Exercise
Without the pictures, write out all the lines below exactly as they appear.

Records about charts and figures:

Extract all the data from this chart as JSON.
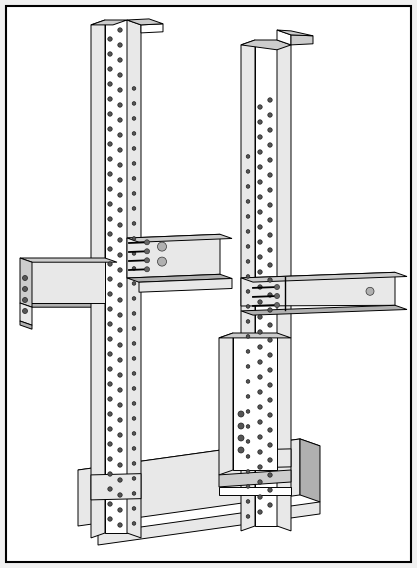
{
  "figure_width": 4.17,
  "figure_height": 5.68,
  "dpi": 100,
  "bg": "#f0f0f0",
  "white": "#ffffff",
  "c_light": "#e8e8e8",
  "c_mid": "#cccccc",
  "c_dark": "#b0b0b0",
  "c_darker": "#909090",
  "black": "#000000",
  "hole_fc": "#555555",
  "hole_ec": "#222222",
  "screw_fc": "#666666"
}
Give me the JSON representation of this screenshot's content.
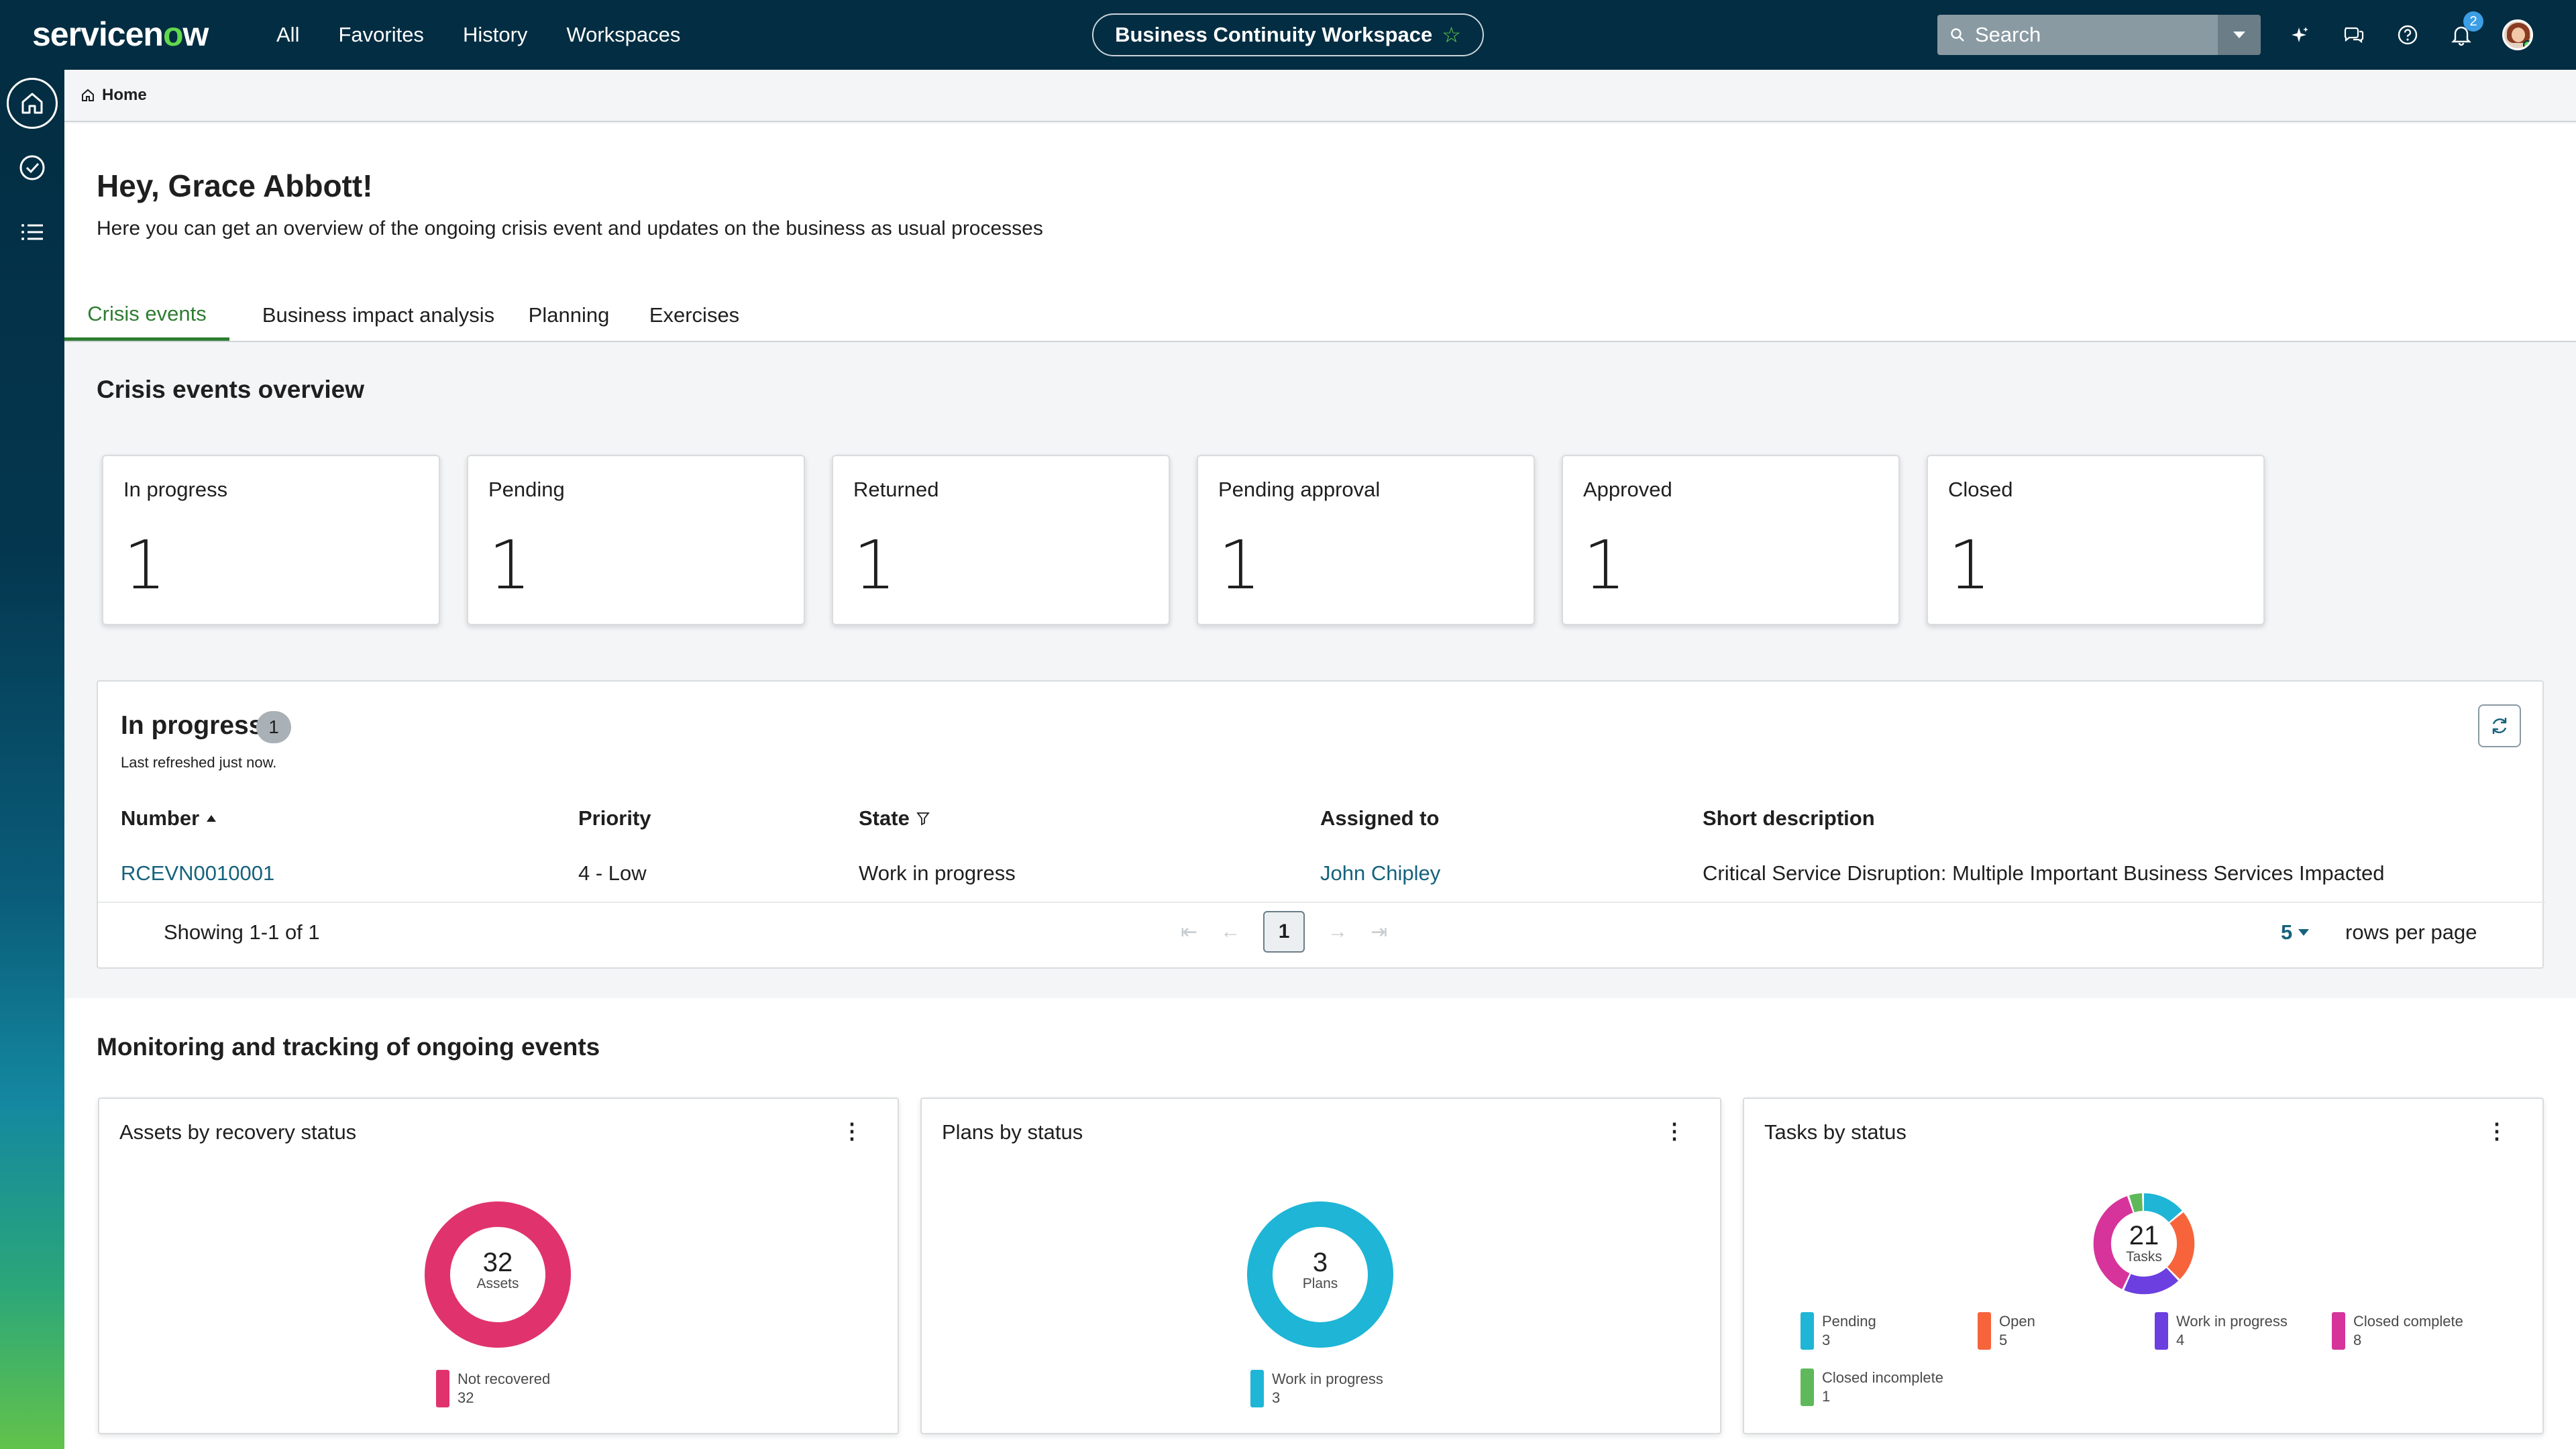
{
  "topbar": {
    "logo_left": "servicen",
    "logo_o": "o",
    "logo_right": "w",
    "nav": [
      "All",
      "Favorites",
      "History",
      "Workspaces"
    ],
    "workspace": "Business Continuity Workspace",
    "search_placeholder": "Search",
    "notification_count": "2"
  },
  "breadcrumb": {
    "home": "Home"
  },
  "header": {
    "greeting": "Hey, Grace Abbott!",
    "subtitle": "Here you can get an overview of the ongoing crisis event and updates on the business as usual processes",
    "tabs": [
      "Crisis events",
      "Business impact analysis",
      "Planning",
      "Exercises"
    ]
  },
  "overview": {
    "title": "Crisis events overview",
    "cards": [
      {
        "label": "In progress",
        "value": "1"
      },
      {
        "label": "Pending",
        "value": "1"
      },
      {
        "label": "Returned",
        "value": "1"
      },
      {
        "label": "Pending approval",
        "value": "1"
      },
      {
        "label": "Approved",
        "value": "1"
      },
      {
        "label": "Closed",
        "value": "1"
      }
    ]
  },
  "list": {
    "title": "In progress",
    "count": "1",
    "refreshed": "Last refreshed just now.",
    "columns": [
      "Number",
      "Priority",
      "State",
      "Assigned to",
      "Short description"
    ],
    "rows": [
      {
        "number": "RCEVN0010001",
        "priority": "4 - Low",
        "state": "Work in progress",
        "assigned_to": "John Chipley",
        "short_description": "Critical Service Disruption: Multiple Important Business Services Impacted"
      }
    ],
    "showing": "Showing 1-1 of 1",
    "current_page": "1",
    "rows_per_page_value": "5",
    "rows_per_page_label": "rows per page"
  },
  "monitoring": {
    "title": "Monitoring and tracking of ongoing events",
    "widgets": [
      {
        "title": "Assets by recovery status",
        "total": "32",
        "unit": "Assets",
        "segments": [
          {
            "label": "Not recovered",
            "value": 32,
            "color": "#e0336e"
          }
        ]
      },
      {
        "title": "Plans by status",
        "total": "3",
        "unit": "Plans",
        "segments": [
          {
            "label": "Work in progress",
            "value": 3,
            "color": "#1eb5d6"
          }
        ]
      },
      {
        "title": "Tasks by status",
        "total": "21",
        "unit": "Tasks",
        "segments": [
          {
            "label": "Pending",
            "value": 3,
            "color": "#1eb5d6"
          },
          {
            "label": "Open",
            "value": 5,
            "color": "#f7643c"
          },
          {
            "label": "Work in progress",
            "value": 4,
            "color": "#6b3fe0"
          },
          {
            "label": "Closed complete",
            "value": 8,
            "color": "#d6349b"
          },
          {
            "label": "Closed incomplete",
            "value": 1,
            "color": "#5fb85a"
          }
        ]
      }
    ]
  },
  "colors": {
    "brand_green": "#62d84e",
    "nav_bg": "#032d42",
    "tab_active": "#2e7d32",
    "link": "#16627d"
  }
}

Complete response
Extract all the data from this chart as JSON.
{
  "figure_width": 4.17,
  "figure_height": 5.68,
  "dpi": 100,
  "bg": "#f0f0f0",
  "white": "#ffffff",
  "c_light": "#e8e8e8",
  "c_mid": "#cccccc",
  "c_dark": "#b0b0b0",
  "c_darker": "#909090",
  "black": "#000000",
  "hole_fc": "#555555",
  "hole_ec": "#222222",
  "screw_fc": "#666666"
}
Give me the JSON representation of this screenshot's content.
{
  "topbar": {
    "logo_left": "servicen",
    "logo_o": "o",
    "logo_right": "w",
    "nav": [
      "All",
      "Favorites",
      "History",
      "Workspaces"
    ],
    "workspace": "Business Continuity Workspace",
    "search_placeholder": "Search",
    "notification_count": "2"
  },
  "breadcrumb": {
    "home": "Home"
  },
  "header": {
    "greeting": "Hey, Grace Abbott!",
    "subtitle": "Here you can get an overview of the ongoing crisis event and updates on the business as usual processes",
    "tabs": [
      "Crisis events",
      "Business impact analysis",
      "Planning",
      "Exercises"
    ]
  },
  "overview": {
    "title": "Crisis events overview",
    "cards": [
      {
        "label": "In progress",
        "value": "1"
      },
      {
        "label": "Pending",
        "value": "1"
      },
      {
        "label": "Returned",
        "value": "1"
      },
      {
        "label": "Pending approval",
        "value": "1"
      },
      {
        "label": "Approved",
        "value": "1"
      },
      {
        "label": "Closed",
        "value": "1"
      }
    ]
  },
  "list": {
    "title": "In progress",
    "count": "1",
    "refreshed": "Last refreshed just now.",
    "columns": [
      "Number",
      "Priority",
      "State",
      "Assigned to",
      "Short description"
    ],
    "rows": [
      {
        "number": "RCEVN0010001",
        "priority": "4 - Low",
        "state": "Work in progress",
        "assigned_to": "John Chipley",
        "short_description": "Critical Service Disruption: Multiple Important Business Services Impacted"
      }
    ],
    "showing": "Showing 1-1 of 1",
    "current_page": "1",
    "rows_per_page_value": "5",
    "rows_per_page_label": "rows per page"
  },
  "monitoring": {
    "title": "Monitoring and tracking of ongoing events",
    "widgets": [
      {
        "title": "Assets by recovery status",
        "total": "32",
        "unit": "Assets",
        "segments": [
          {
            "label": "Not recovered",
            "value": 32,
            "color": "#e0336e"
          }
        ]
      },
      {
        "title": "Plans by status",
        "total": "3",
        "unit": "Plans",
        "segments": [
          {
            "label": "Work in progress",
            "value": 3,
            "color": "#1eb5d6"
          }
        ]
      },
      {
        "title": "Tasks by status",
        "total": "21",
        "unit": "Tasks",
        "segments": [
          {
            "label": "Pending",
            "value": 3,
            "color": "#1eb5d6"
          },
          {
            "label": "Open",
            "value": 5,
            "color": "#f7643c"
          },
          {
            "label": "Work in progress",
            "value": 4,
            "color": "#6b3fe0"
          },
          {
            "label": "Closed complete",
            "value": 8,
            "color": "#d6349b"
          },
          {
            "label": "Closed incomplete",
            "value": 1,
            "color": "#5fb85a"
          }
        ]
      }
    ]
  },
  "colors": {
    "brand_green": "#62d84e",
    "nav_bg": "#032d42",
    "tab_active": "#2e7d32",
    "link": "#16627d"
  }
}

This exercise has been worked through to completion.